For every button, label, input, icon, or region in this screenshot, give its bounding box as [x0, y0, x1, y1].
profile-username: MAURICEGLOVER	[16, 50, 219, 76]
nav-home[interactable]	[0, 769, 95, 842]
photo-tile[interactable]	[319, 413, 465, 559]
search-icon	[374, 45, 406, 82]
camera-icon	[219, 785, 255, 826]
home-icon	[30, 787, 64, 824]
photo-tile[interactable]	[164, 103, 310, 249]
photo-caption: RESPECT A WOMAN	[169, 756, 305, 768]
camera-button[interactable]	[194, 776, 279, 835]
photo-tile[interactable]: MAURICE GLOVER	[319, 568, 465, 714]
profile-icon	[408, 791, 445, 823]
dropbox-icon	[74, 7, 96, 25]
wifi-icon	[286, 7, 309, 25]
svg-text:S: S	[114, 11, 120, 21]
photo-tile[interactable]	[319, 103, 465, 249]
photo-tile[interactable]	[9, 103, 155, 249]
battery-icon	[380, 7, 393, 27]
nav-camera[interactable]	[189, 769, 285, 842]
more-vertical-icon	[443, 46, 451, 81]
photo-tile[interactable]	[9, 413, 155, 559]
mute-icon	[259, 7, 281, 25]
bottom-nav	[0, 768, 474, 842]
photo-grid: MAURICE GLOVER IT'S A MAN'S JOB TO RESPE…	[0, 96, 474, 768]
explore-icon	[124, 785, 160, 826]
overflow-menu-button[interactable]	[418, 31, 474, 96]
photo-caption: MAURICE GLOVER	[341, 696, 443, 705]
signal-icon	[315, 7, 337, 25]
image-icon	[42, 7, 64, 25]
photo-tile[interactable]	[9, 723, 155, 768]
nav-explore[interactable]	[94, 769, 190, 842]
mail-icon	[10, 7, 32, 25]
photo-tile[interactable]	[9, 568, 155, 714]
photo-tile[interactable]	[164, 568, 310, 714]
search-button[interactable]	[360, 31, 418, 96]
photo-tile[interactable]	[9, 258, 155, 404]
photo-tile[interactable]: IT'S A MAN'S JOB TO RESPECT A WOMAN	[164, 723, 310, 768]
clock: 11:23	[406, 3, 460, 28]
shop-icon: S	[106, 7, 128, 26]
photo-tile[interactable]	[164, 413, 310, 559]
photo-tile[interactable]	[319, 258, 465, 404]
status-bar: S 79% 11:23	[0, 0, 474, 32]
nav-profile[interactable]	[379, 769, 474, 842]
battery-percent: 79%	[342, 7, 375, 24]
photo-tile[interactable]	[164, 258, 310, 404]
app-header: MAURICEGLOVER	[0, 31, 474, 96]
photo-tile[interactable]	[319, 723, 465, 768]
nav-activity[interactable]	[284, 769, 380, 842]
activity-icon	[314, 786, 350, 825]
------
__TASK BRIEF__
Copy the data above line for line, without changing anything.

__ANSWER__
For every button, label, input, icon, or region in this screenshot, give its bounding box as [x0, y0, x1, y1].
profile-username: MAURICEGLOVER	[16, 50, 219, 76]
nav-home[interactable]	[0, 769, 95, 842]
photo-tile[interactable]	[319, 413, 465, 559]
search-icon	[374, 45, 406, 82]
camera-icon	[219, 785, 255, 826]
home-icon	[30, 787, 64, 824]
photo-tile[interactable]	[164, 103, 310, 249]
photo-caption: RESPECT A WOMAN	[169, 756, 305, 768]
camera-button[interactable]	[194, 776, 279, 835]
photo-tile[interactable]: MAURICE GLOVER	[319, 568, 465, 714]
profile-icon	[408, 791, 445, 823]
dropbox-icon	[74, 7, 96, 25]
wifi-icon	[286, 7, 309, 25]
svg-text:S: S	[114, 11, 120, 21]
photo-tile[interactable]	[319, 103, 465, 249]
photo-tile[interactable]	[9, 103, 155, 249]
battery-icon	[380, 7, 393, 27]
nav-camera[interactable]	[189, 769, 285, 842]
more-vertical-icon	[443, 46, 451, 81]
photo-tile[interactable]	[9, 413, 155, 559]
mute-icon	[259, 7, 281, 25]
bottom-nav	[0, 768, 474, 842]
photo-grid: MAURICE GLOVER IT'S A MAN'S JOB TO RESPE…	[0, 96, 474, 768]
explore-icon	[124, 785, 160, 826]
overflow-menu-button[interactable]	[418, 31, 474, 96]
photo-caption: MAURICE GLOVER	[341, 696, 443, 705]
signal-icon	[315, 7, 337, 25]
image-icon	[42, 7, 64, 25]
photo-tile[interactable]	[9, 723, 155, 768]
nav-explore[interactable]	[94, 769, 190, 842]
mail-icon	[10, 7, 32, 25]
photo-tile[interactable]	[9, 568, 155, 714]
photo-tile[interactable]	[164, 568, 310, 714]
search-button[interactable]	[360, 31, 418, 96]
photo-tile[interactable]	[9, 258, 155, 404]
photo-tile[interactable]: IT'S A MAN'S JOB TO RESPECT A WOMAN	[164, 723, 310, 768]
clock: 11:23	[406, 3, 460, 28]
shop-icon: S	[106, 7, 128, 26]
photo-tile[interactable]	[164, 413, 310, 559]
photo-tile[interactable]	[319, 258, 465, 404]
status-bar: S 79% 11:23	[0, 0, 474, 32]
nav-profile[interactable]	[379, 769, 474, 842]
battery-percent: 79%	[342, 7, 375, 24]
photo-tile[interactable]	[164, 258, 310, 404]
app-header: MAURICEGLOVER	[0, 31, 474, 96]
photo-tile[interactable]	[319, 723, 465, 768]
nav-activity[interactable]	[284, 769, 380, 842]
activity-icon	[314, 786, 350, 825]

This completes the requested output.